→ DATA IN THIS EXERCISE:
━━━━━━
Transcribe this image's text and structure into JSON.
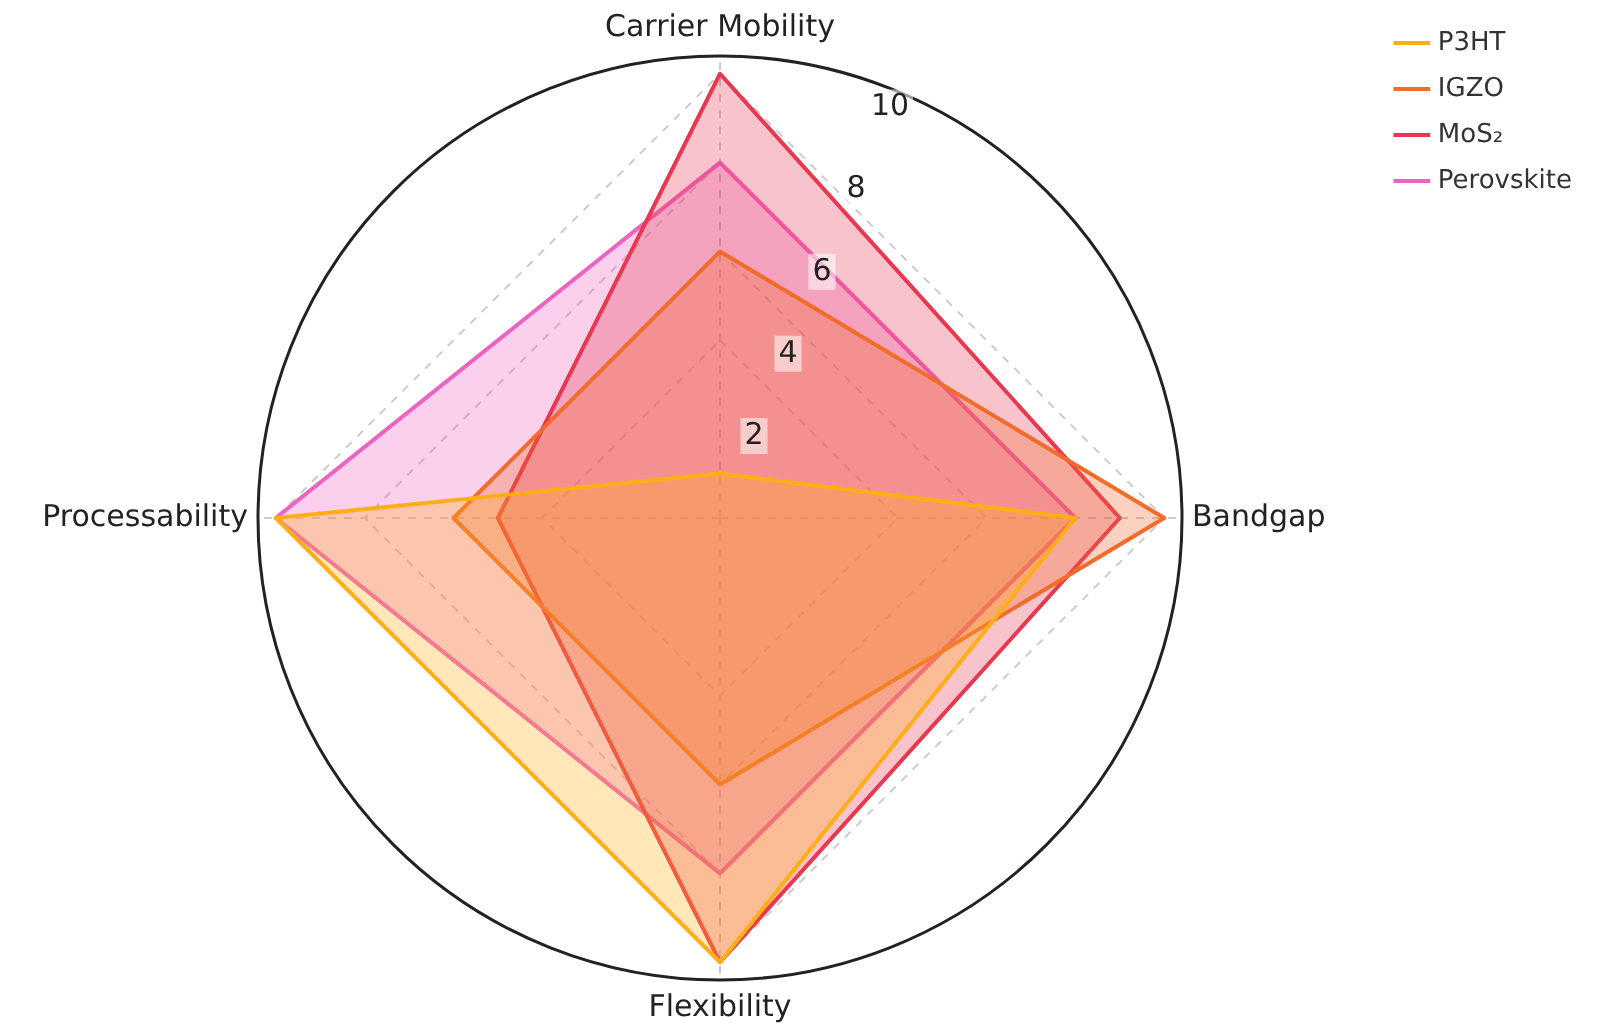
{
  "chart_data": {
    "type": "radar",
    "categories": [
      "Carrier Mobility",
      "Bandgap",
      "Flexibility",
      "Processability"
    ],
    "series": [
      {
        "name": "P3HT",
        "color": "#ffae1a",
        "values": [
          1,
          8,
          10,
          10
        ]
      },
      {
        "name": "IGZO",
        "color": "#f26b2b",
        "values": [
          6,
          10,
          6,
          6
        ]
      },
      {
        "name": "MoS₂",
        "color": "#e8384f",
        "values": [
          10,
          9,
          10,
          5
        ]
      },
      {
        "name": "Perovskite",
        "color": "#f062c0",
        "values": [
          8,
          8,
          8,
          10
        ]
      }
    ],
    "ylim": [
      0,
      10.4
    ],
    "yticks": [
      2,
      4,
      6,
      8,
      10
    ],
    "grid": true,
    "legend": "top right",
    "marker": "none",
    "line_style": "solid"
  }
}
━━━━━━
→ YOUR TASK: Repeat the data in full and exactly. Omit pictures.

→ RESULT:
Transcribe this image's text and structure into JSON.
{
  "chart_data": {
    "type": "radar",
    "categories": [
      "Carrier Mobility",
      "Bandgap",
      "Flexibility",
      "Processability"
    ],
    "series": [
      {
        "name": "P3HT",
        "color": "#ffae1a",
        "values": [
          1,
          8,
          10,
          10
        ]
      },
      {
        "name": "IGZO",
        "color": "#f26b2b",
        "values": [
          6,
          10,
          6,
          6
        ]
      },
      {
        "name": "MoS₂",
        "color": "#e8384f",
        "values": [
          10,
          9,
          10,
          5
        ]
      },
      {
        "name": "Perovskite",
        "color": "#f062c0",
        "values": [
          8,
          8,
          8,
          10
        ]
      }
    ],
    "ylim": [
      0,
      10.4
    ],
    "yticks": [
      2,
      4,
      6,
      8,
      10
    ],
    "grid": true,
    "legend": "top right",
    "marker": "none",
    "line_style": "solid"
  }
}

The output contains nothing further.